Collected data
______________________________

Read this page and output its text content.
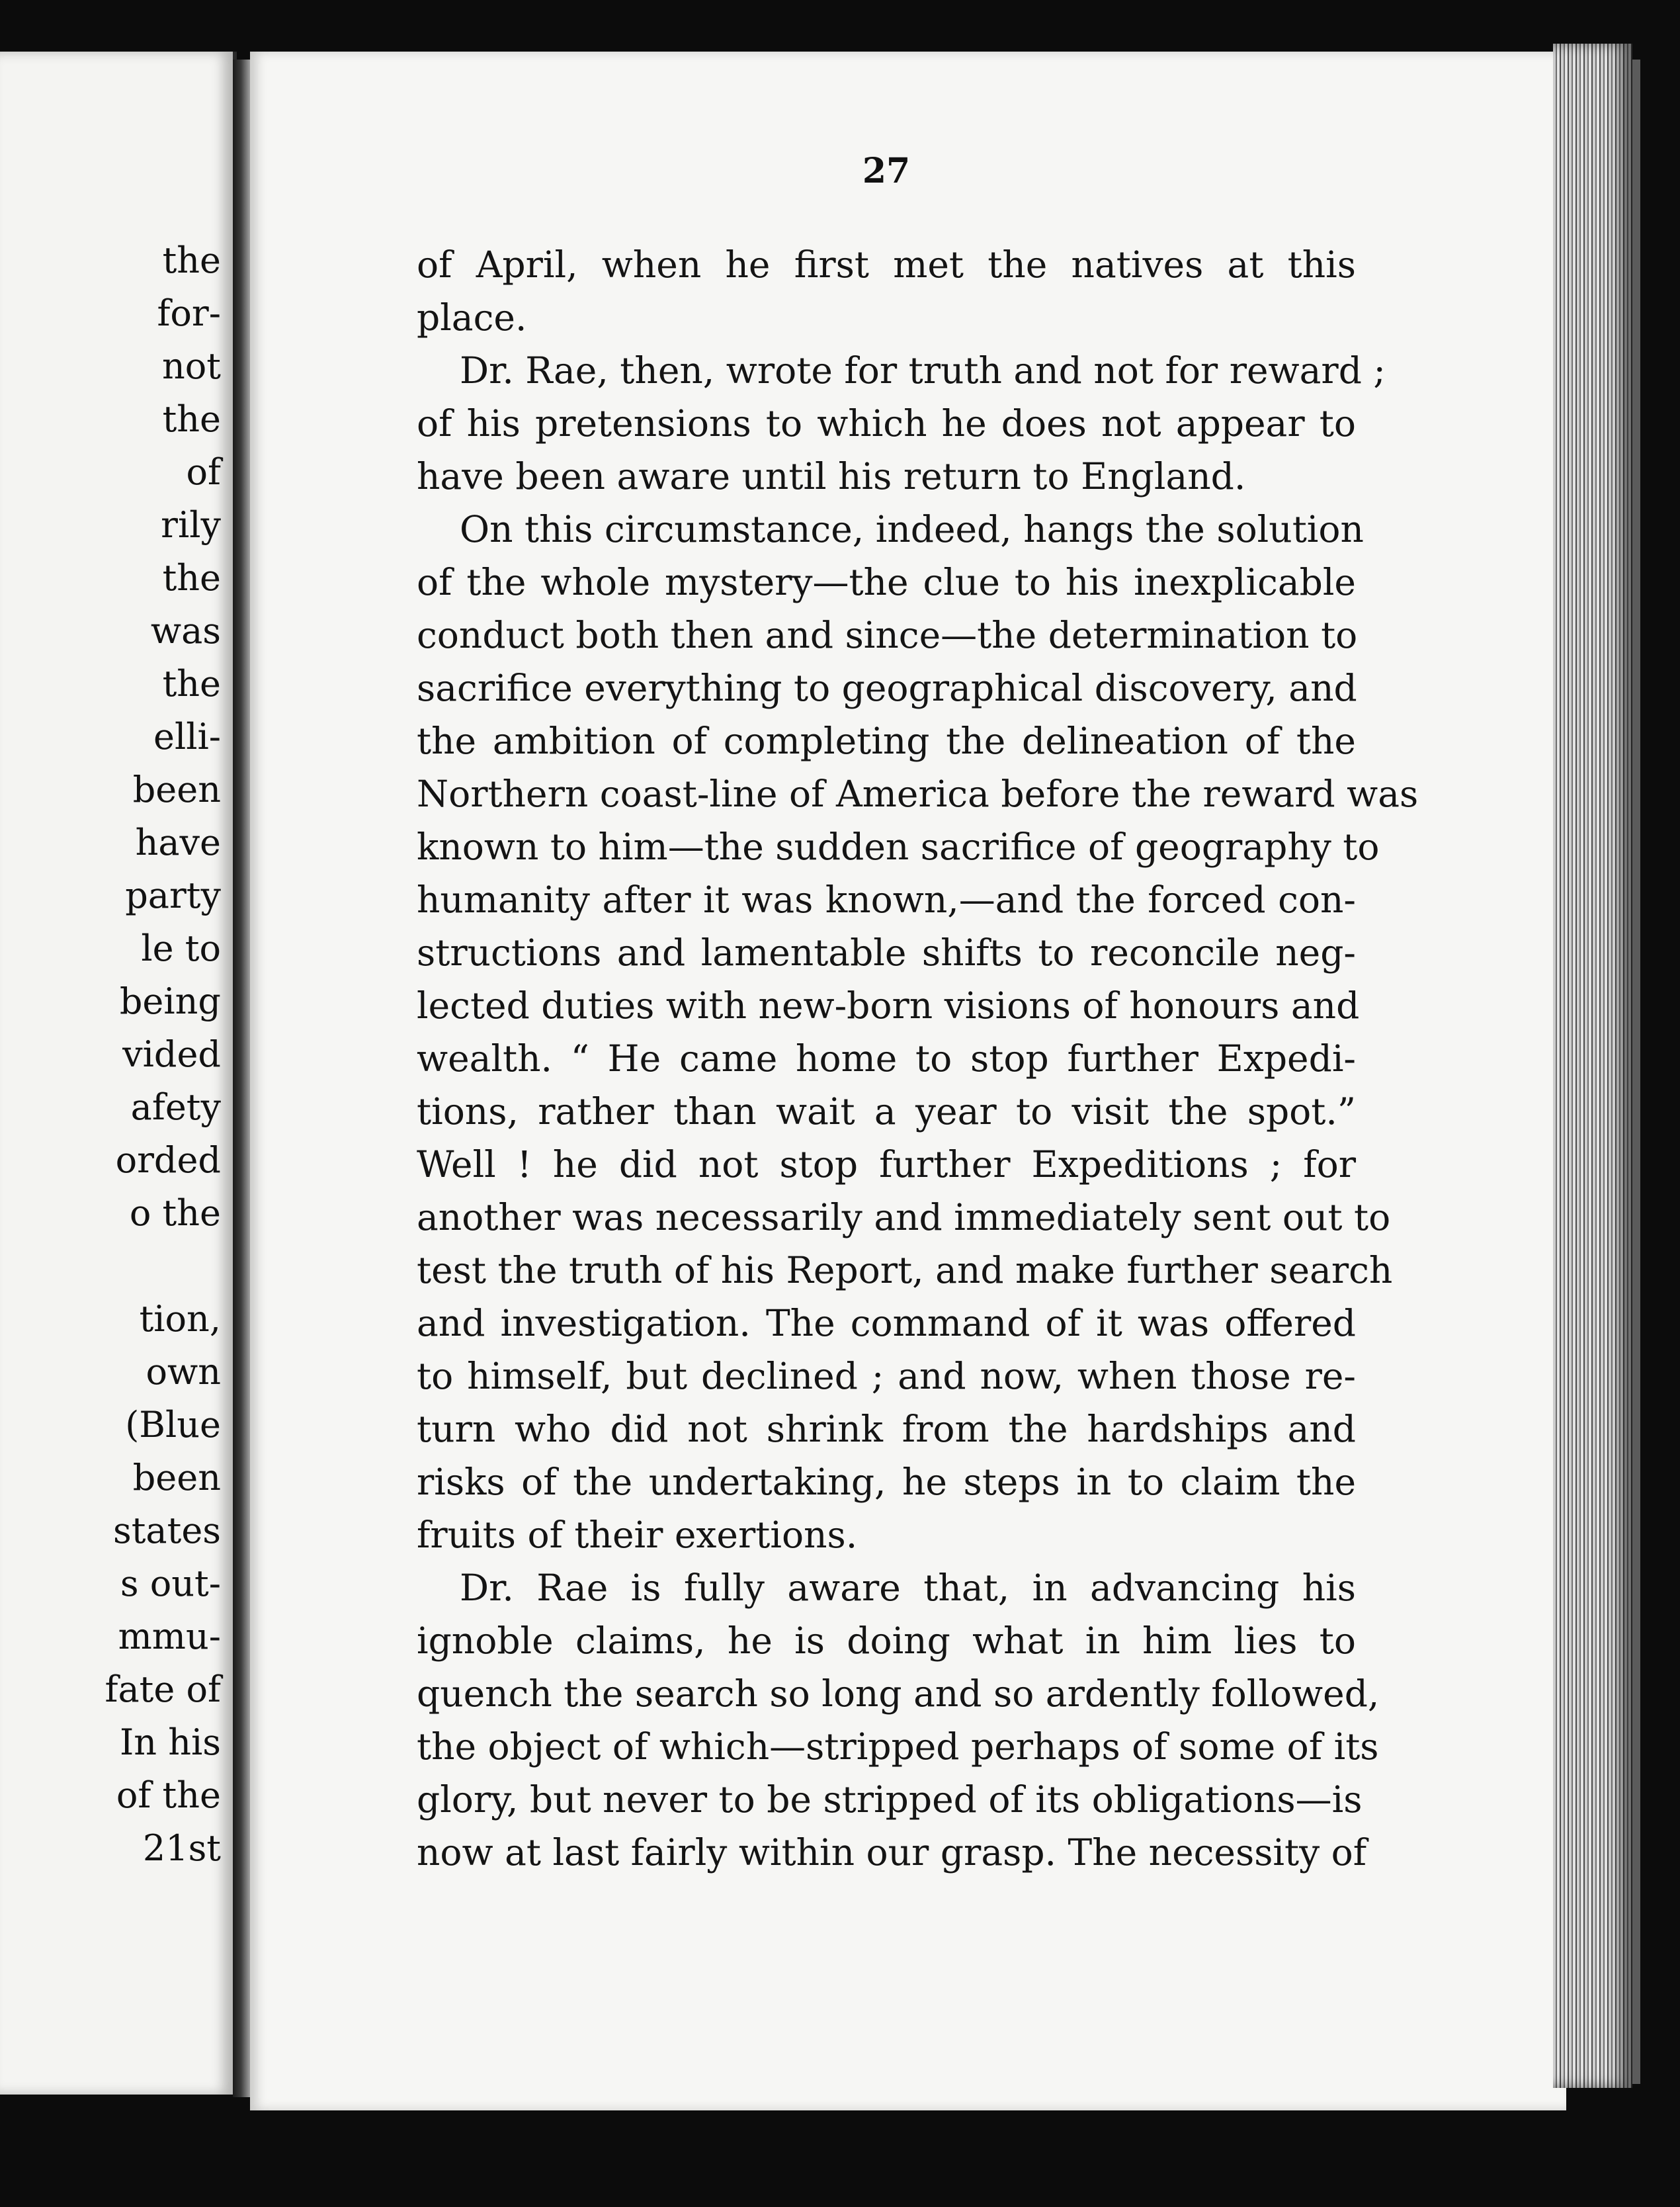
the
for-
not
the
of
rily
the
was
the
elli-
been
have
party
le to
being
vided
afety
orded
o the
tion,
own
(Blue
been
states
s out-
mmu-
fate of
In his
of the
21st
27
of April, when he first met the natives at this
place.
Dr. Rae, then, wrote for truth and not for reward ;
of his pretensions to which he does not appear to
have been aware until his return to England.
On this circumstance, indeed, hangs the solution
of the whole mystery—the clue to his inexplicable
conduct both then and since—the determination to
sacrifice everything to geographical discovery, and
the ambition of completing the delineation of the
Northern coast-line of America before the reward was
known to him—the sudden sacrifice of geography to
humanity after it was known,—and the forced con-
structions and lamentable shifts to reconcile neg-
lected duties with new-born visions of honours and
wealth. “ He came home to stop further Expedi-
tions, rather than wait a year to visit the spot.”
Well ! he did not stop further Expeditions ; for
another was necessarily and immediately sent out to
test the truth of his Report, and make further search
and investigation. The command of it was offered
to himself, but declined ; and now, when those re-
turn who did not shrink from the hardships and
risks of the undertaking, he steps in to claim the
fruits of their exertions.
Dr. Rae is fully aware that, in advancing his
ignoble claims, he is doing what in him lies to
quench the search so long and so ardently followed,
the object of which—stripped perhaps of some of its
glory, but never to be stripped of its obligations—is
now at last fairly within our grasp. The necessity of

______________________________

Locate the word "known" in the entries, and copy every line where it is found.

Exercise response
known to him—the sudden sacrifice of geography to
humanity after it was known,—and the forced con-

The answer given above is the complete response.